What the exercise asks:
Below are some entries. Work out how many of their lines hold the word "color", and write that number alone.

Raw records:

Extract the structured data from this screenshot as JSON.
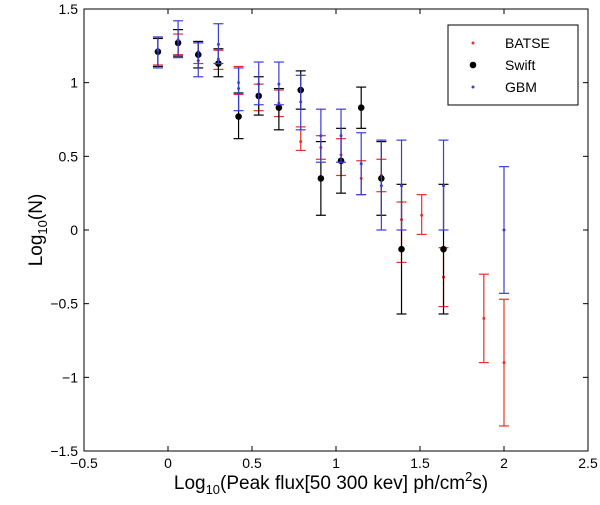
{
  "chart_data": {
    "type": "scatter",
    "title": "",
    "xlabel": {
      "prefix": "Log",
      "sub": "10",
      "main": "(Peak flux[50 300 kev] ph/cm",
      "sup": "2",
      "tail": "s)"
    },
    "ylabel": {
      "prefix": "Log",
      "sub": "10",
      "main": "(N)"
    },
    "xlim": [
      -0.5,
      2.5
    ],
    "ylim": [
      -1.5,
      1.5
    ],
    "xticks": [
      -0.5,
      0,
      0.5,
      1,
      1.5,
      2,
      2.5
    ],
    "xtick_labels": [
      "−0.5",
      "0",
      "0.5",
      "1",
      "1.5",
      "2",
      "2.5"
    ],
    "yticks": [
      -1.5,
      -1,
      -0.5,
      0,
      0.5,
      1,
      1.5
    ],
    "ytick_labels": [
      "−1.5",
      "−1",
      "−0.5",
      "0",
      "0.5",
      "1",
      "1.5"
    ],
    "grid": false,
    "legend_position": "top-right",
    "series": [
      {
        "name": "BATSE",
        "color": "#e8312a",
        "marker": "dot",
        "points": [
          {
            "x": -0.06,
            "y": 1.22,
            "lo": 1.12,
            "hi": 1.31
          },
          {
            "x": 0.06,
            "y": 1.26,
            "lo": 1.19,
            "hi": 1.33
          },
          {
            "x": 0.18,
            "y": 1.21,
            "lo": 1.13,
            "hi": 1.27
          },
          {
            "x": 0.3,
            "y": 1.16,
            "lo": 1.09,
            "hi": 1.22
          },
          {
            "x": 0.42,
            "y": 1.0,
            "lo": 0.92,
            "hi": 1.11
          },
          {
            "x": 0.54,
            "y": 0.9,
            "lo": 0.81,
            "hi": 0.99
          },
          {
            "x": 0.66,
            "y": 0.86,
            "lo": 0.77,
            "hi": 0.95
          },
          {
            "x": 0.79,
            "y": 0.6,
            "lo": 0.54,
            "hi": 0.7
          },
          {
            "x": 0.91,
            "y": 0.56,
            "lo": 0.48,
            "hi": 0.64
          },
          {
            "x": 1.03,
            "y": 0.51,
            "lo": 0.37,
            "hi": 0.62
          },
          {
            "x": 1.15,
            "y": 0.35,
            "lo": 0.24,
            "hi": 0.47
          },
          {
            "x": 1.27,
            "y": 0.37,
            "lo": 0.26,
            "hi": 0.48
          },
          {
            "x": 1.39,
            "y": 0.07,
            "lo": -0.22,
            "hi": 0.19
          },
          {
            "x": 1.51,
            "y": 0.1,
            "lo": -0.03,
            "hi": 0.24
          },
          {
            "x": 1.64,
            "y": -0.32,
            "lo": -0.52,
            "hi": -0.12
          },
          {
            "x": 1.88,
            "y": -0.6,
            "lo": -0.9,
            "hi": -0.3
          },
          {
            "x": 2.0,
            "y": -0.9,
            "lo": -1.33,
            "hi": -0.47
          }
        ]
      },
      {
        "name": "Swift",
        "color": "#000000",
        "marker": "circle",
        "points": [
          {
            "x": -0.06,
            "y": 1.21,
            "lo": 1.11,
            "hi": 1.3
          },
          {
            "x": 0.06,
            "y": 1.27,
            "lo": 1.18,
            "hi": 1.36
          },
          {
            "x": 0.18,
            "y": 1.19,
            "lo": 1.1,
            "hi": 1.28
          },
          {
            "x": 0.3,
            "y": 1.13,
            "lo": 1.04,
            "hi": 1.23
          },
          {
            "x": 0.42,
            "y": 0.77,
            "lo": 0.62,
            "hi": 0.93
          },
          {
            "x": 0.54,
            "y": 0.91,
            "lo": 0.78,
            "hi": 1.04
          },
          {
            "x": 0.66,
            "y": 0.83,
            "lo": 0.68,
            "hi": 0.96
          },
          {
            "x": 0.79,
            "y": 0.95,
            "lo": 0.82,
            "hi": 1.08
          },
          {
            "x": 0.91,
            "y": 0.35,
            "lo": 0.1,
            "hi": 0.6
          },
          {
            "x": 1.03,
            "y": 0.47,
            "lo": 0.25,
            "hi": 0.69
          },
          {
            "x": 1.15,
            "y": 0.83,
            "lo": 0.69,
            "hi": 0.97
          },
          {
            "x": 1.27,
            "y": 0.35,
            "lo": 0.1,
            "hi": 0.6
          },
          {
            "x": 1.39,
            "y": -0.13,
            "lo": -0.57,
            "hi": 0.31
          },
          {
            "x": 1.64,
            "y": -0.13,
            "lo": -0.57,
            "hi": 0.31
          }
        ]
      },
      {
        "name": "GBM",
        "color": "#3a3fd4",
        "marker": "dot",
        "points": [
          {
            "x": -0.06,
            "y": 1.22,
            "lo": 1.1,
            "hi": 1.31
          },
          {
            "x": 0.06,
            "y": 1.29,
            "lo": 1.17,
            "hi": 1.42
          },
          {
            "x": 0.18,
            "y": 1.15,
            "lo": 1.04,
            "hi": 1.27
          },
          {
            "x": 0.3,
            "y": 1.26,
            "lo": 1.13,
            "hi": 1.4
          },
          {
            "x": 0.42,
            "y": 0.96,
            "lo": 0.81,
            "hi": 1.1
          },
          {
            "x": 0.54,
            "y": 0.99,
            "lo": 0.85,
            "hi": 1.14
          },
          {
            "x": 0.66,
            "y": 0.99,
            "lo": 0.85,
            "hi": 1.14
          },
          {
            "x": 0.79,
            "y": 0.87,
            "lo": 0.68,
            "hi": 1.05
          },
          {
            "x": 0.91,
            "y": 0.64,
            "lo": 0.46,
            "hi": 0.82
          },
          {
            "x": 1.03,
            "y": 0.64,
            "lo": 0.46,
            "hi": 0.82
          },
          {
            "x": 1.15,
            "y": 0.45,
            "lo": 0.24,
            "hi": 0.66
          },
          {
            "x": 1.27,
            "y": 0.3,
            "lo": 0.0,
            "hi": 0.61
          },
          {
            "x": 1.39,
            "y": 0.3,
            "lo": 0.0,
            "hi": 0.61
          },
          {
            "x": 1.64,
            "y": 0.3,
            "lo": 0.0,
            "hi": 0.61
          },
          {
            "x": 2.0,
            "y": 0.0,
            "lo": -0.43,
            "hi": 0.43
          }
        ]
      }
    ]
  }
}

Solution to this problem:
3